··· TASK INPUT

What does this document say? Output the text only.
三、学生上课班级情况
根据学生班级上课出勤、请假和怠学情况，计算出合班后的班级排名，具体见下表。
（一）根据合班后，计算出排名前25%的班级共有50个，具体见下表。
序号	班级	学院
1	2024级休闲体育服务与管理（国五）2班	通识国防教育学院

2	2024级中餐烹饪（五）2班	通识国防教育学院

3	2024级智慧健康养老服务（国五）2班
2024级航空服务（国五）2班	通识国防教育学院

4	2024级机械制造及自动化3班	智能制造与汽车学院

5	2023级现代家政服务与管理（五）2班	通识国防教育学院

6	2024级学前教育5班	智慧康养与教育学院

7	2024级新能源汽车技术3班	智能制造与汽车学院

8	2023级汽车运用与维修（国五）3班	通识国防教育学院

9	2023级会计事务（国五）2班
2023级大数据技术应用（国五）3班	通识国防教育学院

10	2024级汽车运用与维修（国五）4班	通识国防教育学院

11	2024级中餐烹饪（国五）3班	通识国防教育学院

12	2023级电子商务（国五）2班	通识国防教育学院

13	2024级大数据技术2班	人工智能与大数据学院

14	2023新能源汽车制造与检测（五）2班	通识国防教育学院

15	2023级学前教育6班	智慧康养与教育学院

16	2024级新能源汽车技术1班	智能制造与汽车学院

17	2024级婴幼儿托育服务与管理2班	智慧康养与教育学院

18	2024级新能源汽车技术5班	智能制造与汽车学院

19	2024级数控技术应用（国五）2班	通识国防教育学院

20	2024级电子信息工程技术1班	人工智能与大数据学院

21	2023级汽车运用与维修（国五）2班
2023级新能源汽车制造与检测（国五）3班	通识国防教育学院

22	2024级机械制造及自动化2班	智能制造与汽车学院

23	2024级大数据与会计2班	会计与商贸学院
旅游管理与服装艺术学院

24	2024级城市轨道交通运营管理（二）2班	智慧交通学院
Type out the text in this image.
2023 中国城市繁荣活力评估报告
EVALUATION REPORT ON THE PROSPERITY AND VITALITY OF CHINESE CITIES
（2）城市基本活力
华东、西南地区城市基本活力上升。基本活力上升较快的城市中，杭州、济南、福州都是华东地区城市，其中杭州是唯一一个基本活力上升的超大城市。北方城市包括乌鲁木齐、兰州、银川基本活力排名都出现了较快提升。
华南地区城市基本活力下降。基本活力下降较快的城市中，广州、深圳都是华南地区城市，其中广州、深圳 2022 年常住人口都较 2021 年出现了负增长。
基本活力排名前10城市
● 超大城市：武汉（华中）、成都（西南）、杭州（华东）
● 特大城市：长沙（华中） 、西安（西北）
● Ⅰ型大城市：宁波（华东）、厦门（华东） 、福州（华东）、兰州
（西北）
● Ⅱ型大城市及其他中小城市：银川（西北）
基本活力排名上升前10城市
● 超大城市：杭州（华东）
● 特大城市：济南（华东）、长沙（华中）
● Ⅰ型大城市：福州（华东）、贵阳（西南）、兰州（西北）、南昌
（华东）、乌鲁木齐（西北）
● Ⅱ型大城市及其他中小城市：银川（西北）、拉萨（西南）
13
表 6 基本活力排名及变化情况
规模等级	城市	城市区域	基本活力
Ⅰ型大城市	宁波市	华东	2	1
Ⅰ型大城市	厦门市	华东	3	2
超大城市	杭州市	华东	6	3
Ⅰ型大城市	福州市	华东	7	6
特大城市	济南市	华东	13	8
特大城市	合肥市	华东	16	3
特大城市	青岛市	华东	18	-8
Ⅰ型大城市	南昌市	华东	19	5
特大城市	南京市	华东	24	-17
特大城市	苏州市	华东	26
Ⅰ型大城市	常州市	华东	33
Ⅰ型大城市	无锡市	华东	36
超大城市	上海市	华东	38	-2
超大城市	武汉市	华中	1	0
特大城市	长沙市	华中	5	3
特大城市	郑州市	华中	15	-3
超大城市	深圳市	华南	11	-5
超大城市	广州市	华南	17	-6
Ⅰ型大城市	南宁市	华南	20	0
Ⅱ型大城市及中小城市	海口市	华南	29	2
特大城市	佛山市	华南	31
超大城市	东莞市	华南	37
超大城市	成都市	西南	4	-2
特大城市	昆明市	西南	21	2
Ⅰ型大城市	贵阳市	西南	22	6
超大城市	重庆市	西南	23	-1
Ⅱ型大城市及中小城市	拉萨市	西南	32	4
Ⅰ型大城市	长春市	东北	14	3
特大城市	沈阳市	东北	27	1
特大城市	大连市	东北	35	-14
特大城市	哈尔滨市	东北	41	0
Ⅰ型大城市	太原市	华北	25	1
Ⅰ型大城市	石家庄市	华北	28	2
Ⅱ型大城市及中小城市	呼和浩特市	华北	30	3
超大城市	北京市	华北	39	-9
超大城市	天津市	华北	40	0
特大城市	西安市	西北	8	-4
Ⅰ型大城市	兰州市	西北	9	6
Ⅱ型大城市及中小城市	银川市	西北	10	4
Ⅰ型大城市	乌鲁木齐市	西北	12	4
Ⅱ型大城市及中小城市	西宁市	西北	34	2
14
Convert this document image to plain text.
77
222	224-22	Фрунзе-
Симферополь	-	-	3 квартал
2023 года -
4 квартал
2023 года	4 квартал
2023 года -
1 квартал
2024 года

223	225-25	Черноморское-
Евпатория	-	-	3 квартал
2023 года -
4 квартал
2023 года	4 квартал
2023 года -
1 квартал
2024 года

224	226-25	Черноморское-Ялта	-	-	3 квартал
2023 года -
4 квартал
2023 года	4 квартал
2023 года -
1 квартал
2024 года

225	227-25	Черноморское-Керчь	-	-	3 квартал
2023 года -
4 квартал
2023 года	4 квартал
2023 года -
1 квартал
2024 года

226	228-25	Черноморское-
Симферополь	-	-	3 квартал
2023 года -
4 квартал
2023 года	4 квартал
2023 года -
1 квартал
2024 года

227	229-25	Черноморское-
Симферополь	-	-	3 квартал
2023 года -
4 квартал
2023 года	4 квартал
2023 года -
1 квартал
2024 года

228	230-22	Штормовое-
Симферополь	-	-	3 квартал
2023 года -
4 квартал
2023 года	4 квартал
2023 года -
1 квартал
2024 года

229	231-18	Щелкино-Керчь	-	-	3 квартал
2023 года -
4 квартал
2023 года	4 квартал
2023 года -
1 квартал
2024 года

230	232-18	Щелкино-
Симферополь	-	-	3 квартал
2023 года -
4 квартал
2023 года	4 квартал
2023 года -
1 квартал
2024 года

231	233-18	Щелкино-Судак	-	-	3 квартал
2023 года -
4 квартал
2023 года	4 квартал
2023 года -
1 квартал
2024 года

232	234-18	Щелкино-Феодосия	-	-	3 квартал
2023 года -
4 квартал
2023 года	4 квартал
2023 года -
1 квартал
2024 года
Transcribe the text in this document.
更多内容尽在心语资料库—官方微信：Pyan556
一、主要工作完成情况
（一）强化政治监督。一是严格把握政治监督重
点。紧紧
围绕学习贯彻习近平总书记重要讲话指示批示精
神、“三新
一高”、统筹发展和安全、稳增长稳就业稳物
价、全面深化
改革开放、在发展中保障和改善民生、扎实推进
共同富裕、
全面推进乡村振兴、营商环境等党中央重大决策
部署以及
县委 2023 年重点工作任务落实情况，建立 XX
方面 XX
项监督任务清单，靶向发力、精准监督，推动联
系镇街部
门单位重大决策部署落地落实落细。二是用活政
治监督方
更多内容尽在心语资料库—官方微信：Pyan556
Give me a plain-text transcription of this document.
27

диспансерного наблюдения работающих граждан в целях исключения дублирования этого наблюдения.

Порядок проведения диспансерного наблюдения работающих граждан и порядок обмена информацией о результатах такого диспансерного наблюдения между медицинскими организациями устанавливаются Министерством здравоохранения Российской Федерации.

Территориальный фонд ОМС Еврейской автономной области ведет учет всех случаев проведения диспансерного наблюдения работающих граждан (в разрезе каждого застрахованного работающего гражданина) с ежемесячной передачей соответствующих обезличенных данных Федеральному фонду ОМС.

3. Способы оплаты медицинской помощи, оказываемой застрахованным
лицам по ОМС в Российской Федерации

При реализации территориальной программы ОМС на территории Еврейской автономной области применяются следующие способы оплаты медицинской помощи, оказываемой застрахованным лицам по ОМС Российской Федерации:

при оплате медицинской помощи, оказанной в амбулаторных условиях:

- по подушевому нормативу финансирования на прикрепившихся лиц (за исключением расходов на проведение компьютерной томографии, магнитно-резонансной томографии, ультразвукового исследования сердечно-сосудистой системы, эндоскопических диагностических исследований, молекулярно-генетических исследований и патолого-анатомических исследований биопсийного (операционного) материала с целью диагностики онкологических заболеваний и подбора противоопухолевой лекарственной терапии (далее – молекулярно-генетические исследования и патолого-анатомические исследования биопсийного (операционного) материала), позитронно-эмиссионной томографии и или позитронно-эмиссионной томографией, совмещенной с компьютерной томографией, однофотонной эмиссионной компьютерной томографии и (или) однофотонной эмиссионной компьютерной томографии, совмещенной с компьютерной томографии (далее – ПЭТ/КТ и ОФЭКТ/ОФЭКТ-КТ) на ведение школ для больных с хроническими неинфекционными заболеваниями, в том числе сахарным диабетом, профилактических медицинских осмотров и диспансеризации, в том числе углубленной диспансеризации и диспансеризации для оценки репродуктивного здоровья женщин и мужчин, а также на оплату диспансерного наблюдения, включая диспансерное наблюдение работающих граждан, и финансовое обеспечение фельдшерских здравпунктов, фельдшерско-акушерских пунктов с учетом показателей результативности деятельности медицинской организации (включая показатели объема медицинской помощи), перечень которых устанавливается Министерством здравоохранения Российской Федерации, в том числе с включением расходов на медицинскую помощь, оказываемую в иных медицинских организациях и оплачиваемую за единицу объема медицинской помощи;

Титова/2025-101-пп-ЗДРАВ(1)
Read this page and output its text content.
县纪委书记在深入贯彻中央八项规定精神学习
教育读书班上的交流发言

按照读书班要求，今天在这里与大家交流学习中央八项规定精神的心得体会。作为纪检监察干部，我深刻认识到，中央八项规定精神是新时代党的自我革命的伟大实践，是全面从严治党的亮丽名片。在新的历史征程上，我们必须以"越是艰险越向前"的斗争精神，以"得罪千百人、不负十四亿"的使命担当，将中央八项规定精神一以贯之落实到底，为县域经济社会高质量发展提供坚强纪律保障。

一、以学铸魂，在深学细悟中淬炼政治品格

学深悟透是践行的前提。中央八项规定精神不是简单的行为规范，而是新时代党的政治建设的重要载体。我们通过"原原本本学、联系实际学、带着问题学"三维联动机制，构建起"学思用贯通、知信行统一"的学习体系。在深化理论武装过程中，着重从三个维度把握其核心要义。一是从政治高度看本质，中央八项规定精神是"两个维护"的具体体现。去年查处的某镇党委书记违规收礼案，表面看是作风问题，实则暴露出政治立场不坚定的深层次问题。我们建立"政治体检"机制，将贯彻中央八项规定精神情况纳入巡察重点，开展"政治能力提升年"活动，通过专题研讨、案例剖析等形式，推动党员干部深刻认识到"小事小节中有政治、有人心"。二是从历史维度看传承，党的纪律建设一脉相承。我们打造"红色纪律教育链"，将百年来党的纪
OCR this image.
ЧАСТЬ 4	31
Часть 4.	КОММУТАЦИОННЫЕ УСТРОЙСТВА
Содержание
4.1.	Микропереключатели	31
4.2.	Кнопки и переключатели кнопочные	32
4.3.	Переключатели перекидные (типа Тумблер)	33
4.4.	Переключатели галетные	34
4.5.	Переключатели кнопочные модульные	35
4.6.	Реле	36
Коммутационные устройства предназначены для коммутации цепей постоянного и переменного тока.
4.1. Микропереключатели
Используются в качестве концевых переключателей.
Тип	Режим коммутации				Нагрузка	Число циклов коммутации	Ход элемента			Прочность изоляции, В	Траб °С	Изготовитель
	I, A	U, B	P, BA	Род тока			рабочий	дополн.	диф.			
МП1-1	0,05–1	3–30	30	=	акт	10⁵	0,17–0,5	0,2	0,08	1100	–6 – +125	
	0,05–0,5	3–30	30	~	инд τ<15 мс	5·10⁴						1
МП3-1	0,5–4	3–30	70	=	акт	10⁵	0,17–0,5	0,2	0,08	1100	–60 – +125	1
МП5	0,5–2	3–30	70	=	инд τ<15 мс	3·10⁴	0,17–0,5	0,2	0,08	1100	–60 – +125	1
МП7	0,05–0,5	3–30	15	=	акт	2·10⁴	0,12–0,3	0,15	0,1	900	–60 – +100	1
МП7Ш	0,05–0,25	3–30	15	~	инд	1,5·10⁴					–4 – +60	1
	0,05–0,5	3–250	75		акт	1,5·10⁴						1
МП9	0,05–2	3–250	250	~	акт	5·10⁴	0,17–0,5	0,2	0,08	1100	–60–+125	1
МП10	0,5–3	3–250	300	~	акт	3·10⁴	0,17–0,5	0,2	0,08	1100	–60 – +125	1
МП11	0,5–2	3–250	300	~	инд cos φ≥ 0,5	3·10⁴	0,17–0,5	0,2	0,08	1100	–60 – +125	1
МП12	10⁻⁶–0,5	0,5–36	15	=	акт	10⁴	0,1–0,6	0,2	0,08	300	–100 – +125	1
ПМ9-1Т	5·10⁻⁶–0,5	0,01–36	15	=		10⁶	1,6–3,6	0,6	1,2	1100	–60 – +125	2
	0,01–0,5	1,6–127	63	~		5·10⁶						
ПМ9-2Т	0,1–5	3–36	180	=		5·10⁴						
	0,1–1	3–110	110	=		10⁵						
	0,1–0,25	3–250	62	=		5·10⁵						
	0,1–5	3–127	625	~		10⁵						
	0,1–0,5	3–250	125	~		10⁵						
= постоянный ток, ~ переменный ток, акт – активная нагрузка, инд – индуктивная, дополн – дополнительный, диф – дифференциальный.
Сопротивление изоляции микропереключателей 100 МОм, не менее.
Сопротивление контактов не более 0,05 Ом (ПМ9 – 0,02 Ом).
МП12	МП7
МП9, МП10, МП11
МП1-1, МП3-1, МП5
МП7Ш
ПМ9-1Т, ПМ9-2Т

······

▶ _EXERCISE REQUIREMENTS_: Provide only the number of lines in the entries that hold the word "Микропереключатели".

▶ _THE COMPLETED TASK_: 2